*Stated problem*. Transcribe the listing word for word.

Collected data entries:
● ● ●

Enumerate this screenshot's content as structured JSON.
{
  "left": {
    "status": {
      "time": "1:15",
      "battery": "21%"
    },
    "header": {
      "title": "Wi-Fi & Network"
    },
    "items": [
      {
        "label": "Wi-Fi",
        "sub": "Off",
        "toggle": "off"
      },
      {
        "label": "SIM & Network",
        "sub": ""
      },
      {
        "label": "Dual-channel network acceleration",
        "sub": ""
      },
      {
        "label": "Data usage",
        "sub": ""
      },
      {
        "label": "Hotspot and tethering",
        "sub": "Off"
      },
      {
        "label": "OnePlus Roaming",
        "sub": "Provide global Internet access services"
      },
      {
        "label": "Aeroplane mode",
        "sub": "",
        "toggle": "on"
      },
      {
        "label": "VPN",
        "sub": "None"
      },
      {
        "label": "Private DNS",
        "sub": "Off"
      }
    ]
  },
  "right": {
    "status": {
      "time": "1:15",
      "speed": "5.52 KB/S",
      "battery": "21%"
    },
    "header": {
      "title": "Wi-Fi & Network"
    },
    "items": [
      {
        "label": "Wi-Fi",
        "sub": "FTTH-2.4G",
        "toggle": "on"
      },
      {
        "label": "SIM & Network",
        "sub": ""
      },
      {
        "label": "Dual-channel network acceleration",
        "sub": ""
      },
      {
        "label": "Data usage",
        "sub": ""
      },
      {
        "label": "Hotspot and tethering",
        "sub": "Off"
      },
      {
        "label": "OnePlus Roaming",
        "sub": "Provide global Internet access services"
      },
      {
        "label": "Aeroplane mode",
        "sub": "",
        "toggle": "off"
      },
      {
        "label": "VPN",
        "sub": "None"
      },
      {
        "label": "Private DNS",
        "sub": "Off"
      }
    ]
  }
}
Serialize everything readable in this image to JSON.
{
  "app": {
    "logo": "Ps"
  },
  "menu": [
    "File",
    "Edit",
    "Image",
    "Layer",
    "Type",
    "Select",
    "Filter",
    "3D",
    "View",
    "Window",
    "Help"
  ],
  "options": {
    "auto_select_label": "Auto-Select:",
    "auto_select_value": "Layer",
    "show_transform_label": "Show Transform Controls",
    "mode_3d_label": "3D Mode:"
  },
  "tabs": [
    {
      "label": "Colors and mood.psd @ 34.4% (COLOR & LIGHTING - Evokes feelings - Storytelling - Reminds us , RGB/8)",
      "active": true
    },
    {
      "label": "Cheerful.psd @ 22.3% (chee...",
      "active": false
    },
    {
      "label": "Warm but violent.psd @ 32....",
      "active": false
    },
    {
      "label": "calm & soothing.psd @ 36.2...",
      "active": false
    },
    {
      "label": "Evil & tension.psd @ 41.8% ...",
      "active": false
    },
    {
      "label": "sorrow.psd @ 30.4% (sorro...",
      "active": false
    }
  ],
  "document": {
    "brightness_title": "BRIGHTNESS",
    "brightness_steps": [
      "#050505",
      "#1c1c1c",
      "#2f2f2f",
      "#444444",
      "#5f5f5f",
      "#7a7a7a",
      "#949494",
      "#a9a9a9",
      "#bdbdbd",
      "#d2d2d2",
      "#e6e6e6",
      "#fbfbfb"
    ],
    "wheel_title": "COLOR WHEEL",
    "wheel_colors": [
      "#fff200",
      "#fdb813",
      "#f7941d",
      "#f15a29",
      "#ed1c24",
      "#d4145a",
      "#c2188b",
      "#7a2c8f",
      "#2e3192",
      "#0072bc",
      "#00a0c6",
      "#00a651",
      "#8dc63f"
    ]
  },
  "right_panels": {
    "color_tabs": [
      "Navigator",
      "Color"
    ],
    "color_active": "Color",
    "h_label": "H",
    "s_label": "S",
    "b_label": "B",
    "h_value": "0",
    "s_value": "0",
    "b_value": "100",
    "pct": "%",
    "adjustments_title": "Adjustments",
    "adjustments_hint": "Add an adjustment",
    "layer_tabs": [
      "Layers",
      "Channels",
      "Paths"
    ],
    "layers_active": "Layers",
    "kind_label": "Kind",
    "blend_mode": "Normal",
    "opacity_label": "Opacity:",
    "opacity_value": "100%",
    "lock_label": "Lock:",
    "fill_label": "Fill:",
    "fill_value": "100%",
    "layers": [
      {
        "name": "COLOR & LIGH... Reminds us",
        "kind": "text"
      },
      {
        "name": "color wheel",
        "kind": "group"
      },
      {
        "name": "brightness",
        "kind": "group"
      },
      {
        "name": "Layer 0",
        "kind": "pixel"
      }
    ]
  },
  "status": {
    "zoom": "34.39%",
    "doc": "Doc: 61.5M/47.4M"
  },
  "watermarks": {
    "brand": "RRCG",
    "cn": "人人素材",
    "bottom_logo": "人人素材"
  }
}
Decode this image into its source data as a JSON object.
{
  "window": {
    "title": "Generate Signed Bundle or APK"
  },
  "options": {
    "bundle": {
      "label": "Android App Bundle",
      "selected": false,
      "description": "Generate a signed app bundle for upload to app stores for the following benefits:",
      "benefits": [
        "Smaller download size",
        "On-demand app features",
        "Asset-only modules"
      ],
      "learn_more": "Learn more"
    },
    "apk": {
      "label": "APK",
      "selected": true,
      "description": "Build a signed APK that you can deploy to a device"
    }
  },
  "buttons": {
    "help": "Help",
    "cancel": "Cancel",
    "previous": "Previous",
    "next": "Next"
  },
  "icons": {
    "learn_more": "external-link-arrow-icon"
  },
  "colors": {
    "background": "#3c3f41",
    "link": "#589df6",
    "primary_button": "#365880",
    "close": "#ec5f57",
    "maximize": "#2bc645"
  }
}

● ● ●

*Written solution*.
Enumerate this screenshot's content as structured JSON.
{
  "left": {
    "status": {
      "time": "1:15",
      "battery": "21%"
    },
    "header": {
      "title": "Wi-Fi & Network"
    },
    "items": [
      {
        "label": "Wi-Fi",
        "sub": "Off",
        "toggle": "off"
      },
      {
        "label": "SIM & Network",
        "sub": ""
      },
      {
        "label": "Dual-channel network acceleration",
        "sub": ""
      },
      {
        "label": "Data usage",
        "sub": ""
      },
      {
        "label": "Hotspot and tethering",
        "sub": "Off"
      },
      {
        "label": "OnePlus Roaming",
        "sub": "Provide global Internet access services"
      },
      {
        "label": "Aeroplane mode",
        "sub": "",
        "toggle": "on"
      },
      {
        "label": "VPN",
        "sub": "None"
      },
      {
        "label": "Private DNS",
        "sub": "Off"
      }
    ]
  },
  "right": {
    "status": {
      "time": "1:15",
      "speed": "5.52 KB/S",
      "battery": "21%"
    },
    "header": {
      "title": "Wi-Fi & Network"
    },
    "items": [
      {
        "label": "Wi-Fi",
        "sub": "FTTH-2.4G",
        "toggle": "on"
      },
      {
        "label": "SIM & Network",
        "sub": ""
      },
      {
        "label": "Dual-channel network acceleration",
        "sub": ""
      },
      {
        "label": "Data usage",
        "sub": ""
      },
      {
        "label": "Hotspot and tethering",
        "sub": "Off"
      },
      {
        "label": "OnePlus Roaming",
        "sub": "Provide global Internet access services"
      },
      {
        "label": "Aeroplane mode",
        "sub": "",
        "toggle": "off"
      },
      {
        "label": "VPN",
        "sub": "None"
      },
      {
        "label": "Private DNS",
        "sub": "Off"
      }
    ]
  }
}
Serialize everything readable in this image to JSON.
{
  "app": {
    "logo": "Ps"
  },
  "menu": [
    "File",
    "Edit",
    "Image",
    "Layer",
    "Type",
    "Select",
    "Filter",
    "3D",
    "View",
    "Window",
    "Help"
  ],
  "options": {
    "auto_select_label": "Auto-Select:",
    "auto_select_value": "Layer",
    "show_transform_label": "Show Transform Controls",
    "mode_3d_label": "3D Mode:"
  },
  "tabs": [
    {
      "label": "Colors and mood.psd @ 34.4% (COLOR & LIGHTING - Evokes feelings - Storytelling - Reminds us , RGB/8)",
      "active": true
    },
    {
      "label": "Cheerful.psd @ 22.3% (chee...",
      "active": false
    },
    {
      "label": "Warm but violent.psd @ 32....",
      "active": false
    },
    {
      "label": "calm & soothing.psd @ 36.2...",
      "active": false
    },
    {
      "label": "Evil & tension.psd @ 41.8% ...",
      "active": false
    },
    {
      "label": "sorrow.psd @ 30.4% (sorro...",
      "active": false
    }
  ],
  "document": {
    "brightness_title": "BRIGHTNESS",
    "brightness_steps": [
      "#050505",
      "#1c1c1c",
      "#2f2f2f",
      "#444444",
      "#5f5f5f",
      "#7a7a7a",
      "#949494",
      "#a9a9a9",
      "#bdbdbd",
      "#d2d2d2",
      "#e6e6e6",
      "#fbfbfb"
    ],
    "wheel_title": "COLOR WHEEL",
    "wheel_colors": [
      "#fff200",
      "#fdb813",
      "#f7941d",
      "#f15a29",
      "#ed1c24",
      "#d4145a",
      "#c2188b",
      "#7a2c8f",
      "#2e3192",
      "#0072bc",
      "#00a0c6",
      "#00a651",
      "#8dc63f"
    ]
  },
  "right_panels": {
    "color_tabs": [
      "Navigator",
      "Color"
    ],
    "color_active": "Color",
    "h_label": "H",
    "s_label": "S",
    "b_label": "B",
    "h_value": "0",
    "s_value": "0",
    "b_value": "100",
    "pct": "%",
    "adjustments_title": "Adjustments",
    "adjustments_hint": "Add an adjustment",
    "layer_tabs": [
      "Layers",
      "Channels",
      "Paths"
    ],
    "layers_active": "Layers",
    "kind_label": "Kind",
    "blend_mode": "Normal",
    "opacity_label": "Opacity:",
    "opacity_value": "100%",
    "lock_label": "Lock:",
    "fill_label": "Fill:",
    "fill_value": "100%",
    "layers": [
      {
        "name": "COLOR & LIGH... Reminds us",
        "kind": "text"
      },
      {
        "name": "color wheel",
        "kind": "group"
      },
      {
        "name": "brightness",
        "kind": "group"
      },
      {
        "name": "Layer 0",
        "kind": "pixel"
      }
    ]
  },
  "status": {
    "zoom": "34.39%",
    "doc": "Doc: 61.5M/47.4M"
  },
  "watermarks": {
    "brand": "RRCG",
    "cn": "人人素材",
    "bottom_logo": "人人素材"
  }
}
Decode this image into its source data as a JSON object.
{
  "window": {
    "title": "Generate Signed Bundle or APK"
  },
  "options": {
    "bundle": {
      "label": "Android App Bundle",
      "selected": false,
      "description": "Generate a signed app bundle for upload to app stores for the following benefits:",
      "benefits": [
        "Smaller download size",
        "On-demand app features",
        "Asset-only modules"
      ],
      "learn_more": "Learn more"
    },
    "apk": {
      "label": "APK",
      "selected": true,
      "description": "Build a signed APK that you can deploy to a device"
    }
  },
  "buttons": {
    "help": "Help",
    "cancel": "Cancel",
    "previous": "Previous",
    "next": "Next"
  },
  "icons": {
    "learn_more": "external-link-arrow-icon"
  },
  "colors": {
    "background": "#3c3f41",
    "link": "#589df6",
    "primary_button": "#365880",
    "close": "#ec5f57",
    "maximize": "#2bc645"
  }
}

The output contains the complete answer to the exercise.